List each line in the rows below that contains the word "réceptions".

(Saved entries)

......

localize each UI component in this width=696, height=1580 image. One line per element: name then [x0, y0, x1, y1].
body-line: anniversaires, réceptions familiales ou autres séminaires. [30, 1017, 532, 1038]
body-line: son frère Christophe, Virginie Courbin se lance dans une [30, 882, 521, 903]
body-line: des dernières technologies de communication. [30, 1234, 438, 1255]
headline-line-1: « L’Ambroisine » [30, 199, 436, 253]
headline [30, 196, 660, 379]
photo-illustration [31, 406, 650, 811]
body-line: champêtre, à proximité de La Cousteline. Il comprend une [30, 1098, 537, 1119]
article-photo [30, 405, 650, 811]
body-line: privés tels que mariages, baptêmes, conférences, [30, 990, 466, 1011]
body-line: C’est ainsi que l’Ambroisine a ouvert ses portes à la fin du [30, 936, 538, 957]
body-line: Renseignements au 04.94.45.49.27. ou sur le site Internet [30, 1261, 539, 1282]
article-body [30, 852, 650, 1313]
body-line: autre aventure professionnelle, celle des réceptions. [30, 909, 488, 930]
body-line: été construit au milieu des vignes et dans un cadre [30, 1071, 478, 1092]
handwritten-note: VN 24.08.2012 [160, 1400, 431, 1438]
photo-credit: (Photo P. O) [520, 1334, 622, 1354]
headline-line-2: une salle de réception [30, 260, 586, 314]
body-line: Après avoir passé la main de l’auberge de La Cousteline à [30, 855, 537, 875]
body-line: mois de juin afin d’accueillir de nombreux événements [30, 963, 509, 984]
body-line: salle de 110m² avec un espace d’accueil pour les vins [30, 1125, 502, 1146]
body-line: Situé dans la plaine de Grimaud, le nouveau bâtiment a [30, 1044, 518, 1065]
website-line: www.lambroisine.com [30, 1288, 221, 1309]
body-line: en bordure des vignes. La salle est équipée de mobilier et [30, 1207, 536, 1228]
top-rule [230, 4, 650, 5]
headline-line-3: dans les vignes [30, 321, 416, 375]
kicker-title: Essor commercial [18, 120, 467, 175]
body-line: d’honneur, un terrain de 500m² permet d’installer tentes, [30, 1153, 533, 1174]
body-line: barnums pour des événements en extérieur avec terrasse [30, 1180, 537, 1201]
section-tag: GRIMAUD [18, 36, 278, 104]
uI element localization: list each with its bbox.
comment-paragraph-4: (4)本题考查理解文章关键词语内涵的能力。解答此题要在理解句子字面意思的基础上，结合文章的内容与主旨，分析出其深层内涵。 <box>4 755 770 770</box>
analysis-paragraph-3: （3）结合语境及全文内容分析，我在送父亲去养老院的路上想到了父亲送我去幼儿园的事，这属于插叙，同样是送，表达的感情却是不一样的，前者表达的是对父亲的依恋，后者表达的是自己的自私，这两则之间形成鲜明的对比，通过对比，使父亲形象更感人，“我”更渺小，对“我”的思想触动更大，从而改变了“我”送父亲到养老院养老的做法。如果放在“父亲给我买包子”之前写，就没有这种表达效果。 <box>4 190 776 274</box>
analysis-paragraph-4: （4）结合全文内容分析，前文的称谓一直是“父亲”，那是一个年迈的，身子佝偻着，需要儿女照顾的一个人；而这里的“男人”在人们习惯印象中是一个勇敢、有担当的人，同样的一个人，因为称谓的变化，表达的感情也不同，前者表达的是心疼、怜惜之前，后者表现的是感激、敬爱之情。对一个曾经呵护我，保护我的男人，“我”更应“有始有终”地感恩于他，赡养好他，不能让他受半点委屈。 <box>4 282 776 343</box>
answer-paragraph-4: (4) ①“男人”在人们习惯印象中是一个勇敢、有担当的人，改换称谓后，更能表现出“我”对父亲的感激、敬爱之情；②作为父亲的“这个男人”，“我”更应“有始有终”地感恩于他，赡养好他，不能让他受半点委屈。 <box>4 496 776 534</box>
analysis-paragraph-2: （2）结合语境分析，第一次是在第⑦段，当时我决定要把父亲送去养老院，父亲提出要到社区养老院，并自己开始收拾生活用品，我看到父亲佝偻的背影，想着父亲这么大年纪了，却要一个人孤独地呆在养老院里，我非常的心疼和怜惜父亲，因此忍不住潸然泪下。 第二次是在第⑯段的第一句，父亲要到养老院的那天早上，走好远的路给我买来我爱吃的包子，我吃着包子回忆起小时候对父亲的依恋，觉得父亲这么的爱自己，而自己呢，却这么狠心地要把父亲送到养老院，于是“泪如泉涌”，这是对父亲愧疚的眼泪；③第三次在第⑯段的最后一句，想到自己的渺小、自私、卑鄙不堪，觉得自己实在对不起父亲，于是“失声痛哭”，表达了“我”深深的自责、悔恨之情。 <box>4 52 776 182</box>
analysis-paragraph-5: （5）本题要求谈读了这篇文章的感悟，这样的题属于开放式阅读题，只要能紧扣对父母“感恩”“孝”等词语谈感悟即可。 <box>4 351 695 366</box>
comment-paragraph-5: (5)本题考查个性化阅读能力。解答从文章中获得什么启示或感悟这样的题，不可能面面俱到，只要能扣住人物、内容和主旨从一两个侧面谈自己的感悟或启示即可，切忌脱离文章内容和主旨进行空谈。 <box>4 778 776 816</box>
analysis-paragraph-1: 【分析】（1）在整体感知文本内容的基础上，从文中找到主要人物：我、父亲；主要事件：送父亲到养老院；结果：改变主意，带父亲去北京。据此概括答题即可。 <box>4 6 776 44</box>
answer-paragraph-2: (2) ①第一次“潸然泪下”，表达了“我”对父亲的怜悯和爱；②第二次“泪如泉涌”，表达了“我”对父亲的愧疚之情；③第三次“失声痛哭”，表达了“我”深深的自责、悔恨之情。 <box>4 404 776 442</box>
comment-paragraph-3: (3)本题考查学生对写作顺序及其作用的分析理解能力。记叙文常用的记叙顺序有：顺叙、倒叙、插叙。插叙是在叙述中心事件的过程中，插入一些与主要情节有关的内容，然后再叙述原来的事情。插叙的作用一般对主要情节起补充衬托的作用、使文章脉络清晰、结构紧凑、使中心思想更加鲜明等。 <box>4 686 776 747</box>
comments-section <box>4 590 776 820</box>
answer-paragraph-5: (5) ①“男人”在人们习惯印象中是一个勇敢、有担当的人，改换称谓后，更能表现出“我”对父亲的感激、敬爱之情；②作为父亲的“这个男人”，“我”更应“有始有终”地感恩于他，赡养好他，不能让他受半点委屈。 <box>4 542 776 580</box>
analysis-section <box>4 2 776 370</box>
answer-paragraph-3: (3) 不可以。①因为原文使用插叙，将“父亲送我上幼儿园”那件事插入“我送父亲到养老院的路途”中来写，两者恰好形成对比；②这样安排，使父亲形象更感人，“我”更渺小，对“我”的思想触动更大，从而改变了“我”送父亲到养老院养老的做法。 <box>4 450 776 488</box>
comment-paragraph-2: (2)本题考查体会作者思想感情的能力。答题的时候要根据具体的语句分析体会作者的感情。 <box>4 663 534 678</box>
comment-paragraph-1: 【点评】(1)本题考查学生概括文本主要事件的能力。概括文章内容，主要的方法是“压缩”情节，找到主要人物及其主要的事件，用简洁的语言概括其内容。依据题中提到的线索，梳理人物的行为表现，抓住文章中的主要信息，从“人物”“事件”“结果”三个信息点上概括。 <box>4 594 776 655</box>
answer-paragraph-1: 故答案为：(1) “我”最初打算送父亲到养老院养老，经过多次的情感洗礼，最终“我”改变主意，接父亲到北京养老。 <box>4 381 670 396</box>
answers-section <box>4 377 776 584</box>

......

- WRITTEN SOLUTION
body-line: anniversaires, réceptions familiales ou autres séminaires. [30, 1017, 532, 1038]
body-line: autre aventure professionnelle, celle des réceptions. [30, 909, 488, 930]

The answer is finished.